▶ WHAT THE TASK REQUIRES
Give the data below again, word for word.

▶ STORED ROWS
□ □ □ □ □

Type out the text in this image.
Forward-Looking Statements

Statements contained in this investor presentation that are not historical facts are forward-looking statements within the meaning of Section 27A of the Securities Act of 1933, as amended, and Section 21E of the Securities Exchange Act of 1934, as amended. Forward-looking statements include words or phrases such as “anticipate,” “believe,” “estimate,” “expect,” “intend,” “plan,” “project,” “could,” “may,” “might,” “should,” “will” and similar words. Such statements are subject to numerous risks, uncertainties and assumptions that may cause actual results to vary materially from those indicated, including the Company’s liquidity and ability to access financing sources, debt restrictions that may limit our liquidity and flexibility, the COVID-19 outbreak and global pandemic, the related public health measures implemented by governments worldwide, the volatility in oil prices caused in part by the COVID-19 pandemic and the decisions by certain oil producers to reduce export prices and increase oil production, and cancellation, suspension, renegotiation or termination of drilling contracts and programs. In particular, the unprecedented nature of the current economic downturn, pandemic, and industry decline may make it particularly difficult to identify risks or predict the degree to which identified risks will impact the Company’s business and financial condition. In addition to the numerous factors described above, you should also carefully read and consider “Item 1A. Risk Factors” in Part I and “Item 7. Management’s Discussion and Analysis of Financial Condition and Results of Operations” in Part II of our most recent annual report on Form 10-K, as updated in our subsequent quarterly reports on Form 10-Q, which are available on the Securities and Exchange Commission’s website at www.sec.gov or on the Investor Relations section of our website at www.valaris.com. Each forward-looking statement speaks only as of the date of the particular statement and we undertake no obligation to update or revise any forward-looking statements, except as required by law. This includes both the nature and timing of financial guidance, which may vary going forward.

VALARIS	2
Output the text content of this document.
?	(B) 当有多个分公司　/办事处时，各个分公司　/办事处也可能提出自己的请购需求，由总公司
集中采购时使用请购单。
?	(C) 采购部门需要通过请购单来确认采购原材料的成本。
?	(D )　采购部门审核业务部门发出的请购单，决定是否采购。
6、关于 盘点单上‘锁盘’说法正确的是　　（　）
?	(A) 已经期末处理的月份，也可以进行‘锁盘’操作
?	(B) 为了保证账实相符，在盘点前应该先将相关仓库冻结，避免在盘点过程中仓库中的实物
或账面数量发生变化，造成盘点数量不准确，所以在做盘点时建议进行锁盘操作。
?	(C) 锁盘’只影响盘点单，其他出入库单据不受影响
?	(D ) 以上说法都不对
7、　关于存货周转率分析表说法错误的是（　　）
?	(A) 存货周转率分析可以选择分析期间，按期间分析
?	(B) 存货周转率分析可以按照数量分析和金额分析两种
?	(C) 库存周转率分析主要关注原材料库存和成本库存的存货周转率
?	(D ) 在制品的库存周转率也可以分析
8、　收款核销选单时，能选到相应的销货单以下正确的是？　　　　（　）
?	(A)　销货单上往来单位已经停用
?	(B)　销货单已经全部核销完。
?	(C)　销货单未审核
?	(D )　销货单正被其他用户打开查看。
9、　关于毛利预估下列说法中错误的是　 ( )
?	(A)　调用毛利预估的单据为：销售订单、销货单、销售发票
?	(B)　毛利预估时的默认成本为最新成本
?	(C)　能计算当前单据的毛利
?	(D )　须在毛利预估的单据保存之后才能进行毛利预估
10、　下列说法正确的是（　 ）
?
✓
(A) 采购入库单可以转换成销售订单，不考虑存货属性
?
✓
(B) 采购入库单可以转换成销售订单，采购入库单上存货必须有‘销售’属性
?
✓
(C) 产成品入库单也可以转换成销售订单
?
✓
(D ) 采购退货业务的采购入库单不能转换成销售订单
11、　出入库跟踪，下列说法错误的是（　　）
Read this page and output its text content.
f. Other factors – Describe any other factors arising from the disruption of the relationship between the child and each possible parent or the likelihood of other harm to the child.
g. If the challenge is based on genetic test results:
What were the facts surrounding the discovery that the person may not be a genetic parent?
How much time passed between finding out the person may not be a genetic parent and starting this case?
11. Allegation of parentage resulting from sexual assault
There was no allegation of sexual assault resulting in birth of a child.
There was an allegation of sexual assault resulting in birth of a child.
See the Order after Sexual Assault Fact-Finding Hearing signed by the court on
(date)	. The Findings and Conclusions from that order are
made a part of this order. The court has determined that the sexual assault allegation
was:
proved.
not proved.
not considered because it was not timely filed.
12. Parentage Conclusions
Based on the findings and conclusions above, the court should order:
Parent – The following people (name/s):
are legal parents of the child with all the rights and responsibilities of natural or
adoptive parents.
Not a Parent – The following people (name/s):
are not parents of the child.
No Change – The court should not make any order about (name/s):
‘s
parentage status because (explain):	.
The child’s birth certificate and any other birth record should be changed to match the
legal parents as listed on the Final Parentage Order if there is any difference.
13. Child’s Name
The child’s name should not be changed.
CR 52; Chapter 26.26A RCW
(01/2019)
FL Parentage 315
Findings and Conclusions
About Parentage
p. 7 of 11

□ □ □ □ □

▶ ANSWER BELOW
Type out the text in this image.
Forward-Looking Statements

Statements contained in this investor presentation that are not historical facts are forward-looking statements within the meaning of Section 27A of the Securities Act of 1933, as amended, and Section 21E of the Securities Exchange Act of 1934, as amended. Forward-looking statements include words or phrases such as “anticipate,” “believe,” “estimate,” “expect,” “intend,” “plan,” “project,” “could,” “may,” “might,” “should,” “will” and similar words. Such statements are subject to numerous risks, uncertainties and assumptions that may cause actual results to vary materially from those indicated, including the Company’s liquidity and ability to access financing sources, debt restrictions that may limit our liquidity and flexibility, the COVID-19 outbreak and global pandemic, the related public health measures implemented by governments worldwide, the volatility in oil prices caused in part by the COVID-19 pandemic and the decisions by certain oil producers to reduce export prices and increase oil production, and cancellation, suspension, renegotiation or termination of drilling contracts and programs. In particular, the unprecedented nature of the current economic downturn, pandemic, and industry decline may make it particularly difficult to identify risks or predict the degree to which identified risks will impact the Company’s business and financial condition. In addition to the numerous factors described above, you should also carefully read and consider “Item 1A. Risk Factors” in Part I and “Item 7. Management’s Discussion and Analysis of Financial Condition and Results of Operations” in Part II of our most recent annual report on Form 10-K, as updated in our subsequent quarterly reports on Form 10-Q, which are available on the Securities and Exchange Commission’s website at www.sec.gov or on the Investor Relations section of our website at www.valaris.com. Each forward-looking statement speaks only as of the date of the particular statement and we undertake no obligation to update or revise any forward-looking statements, except as required by law. This includes both the nature and timing of financial guidance, which may vary going forward.

VALARIS	2
Output the text content of this document.
?	(B) 当有多个分公司　/办事处时，各个分公司　/办事处也可能提出自己的请购需求，由总公司
集中采购时使用请购单。
?	(C) 采购部门需要通过请购单来确认采购原材料的成本。
?	(D )　采购部门审核业务部门发出的请购单，决定是否采购。
6、关于 盘点单上‘锁盘’说法正确的是　　（　）
?	(A) 已经期末处理的月份，也可以进行‘锁盘’操作
?	(B) 为了保证账实相符，在盘点前应该先将相关仓库冻结，避免在盘点过程中仓库中的实物
或账面数量发生变化，造成盘点数量不准确，所以在做盘点时建议进行锁盘操作。
?	(C) 锁盘’只影响盘点单，其他出入库单据不受影响
?	(D ) 以上说法都不对
7、　关于存货周转率分析表说法错误的是（　　）
?	(A) 存货周转率分析可以选择分析期间，按期间分析
?	(B) 存货周转率分析可以按照数量分析和金额分析两种
?	(C) 库存周转率分析主要关注原材料库存和成本库存的存货周转率
?	(D ) 在制品的库存周转率也可以分析
8、　收款核销选单时，能选到相应的销货单以下正确的是？　　　　（　）
?	(A)　销货单上往来单位已经停用
?	(B)　销货单已经全部核销完。
?	(C)　销货单未审核
?	(D )　销货单正被其他用户打开查看。
9、　关于毛利预估下列说法中错误的是　 ( )
?	(A)　调用毛利预估的单据为：销售订单、销货单、销售发票
?	(B)　毛利预估时的默认成本为最新成本
?	(C)　能计算当前单据的毛利
?	(D )　须在毛利预估的单据保存之后才能进行毛利预估
10、　下列说法正确的是（　 ）
?
✓
(A) 采购入库单可以转换成销售订单，不考虑存货属性
?
✓
(B) 采购入库单可以转换成销售订单，采购入库单上存货必须有‘销售’属性
?
✓
(C) 产成品入库单也可以转换成销售订单
?
✓
(D ) 采购退货业务的采购入库单不能转换成销售订单
11、　出入库跟踪，下列说法错误的是（　　）
Read this page and output its text content.
f. Other factors – Describe any other factors arising from the disruption of the relationship between the child and each possible parent or the likelihood of other harm to the child.
g. If the challenge is based on genetic test results:
What were the facts surrounding the discovery that the person may not be a genetic parent?
How much time passed between finding out the person may not be a genetic parent and starting this case?
11. Allegation of parentage resulting from sexual assault
There was no allegation of sexual assault resulting in birth of a child.
There was an allegation of sexual assault resulting in birth of a child.
See the Order after Sexual Assault Fact-Finding Hearing signed by the court on
(date)	. The Findings and Conclusions from that order are
made a part of this order. The court has determined that the sexual assault allegation
was:
proved.
not proved.
not considered because it was not timely filed.
12. Parentage Conclusions
Based on the findings and conclusions above, the court should order:
Parent – The following people (name/s):
are legal parents of the child with all the rights and responsibilities of natural or
adoptive parents.
Not a Parent – The following people (name/s):
are not parents of the child.
No Change – The court should not make any order about (name/s):
‘s
parentage status because (explain):	.
The child’s birth certificate and any other birth record should be changed to match the
legal parents as listed on the Final Parentage Order if there is any difference.
13. Child’s Name
The child’s name should not be changed.
CR 52; Chapter 26.26A RCW
(01/2019)
FL Parentage 315
Findings and Conclusions
About Parentage
p. 7 of 11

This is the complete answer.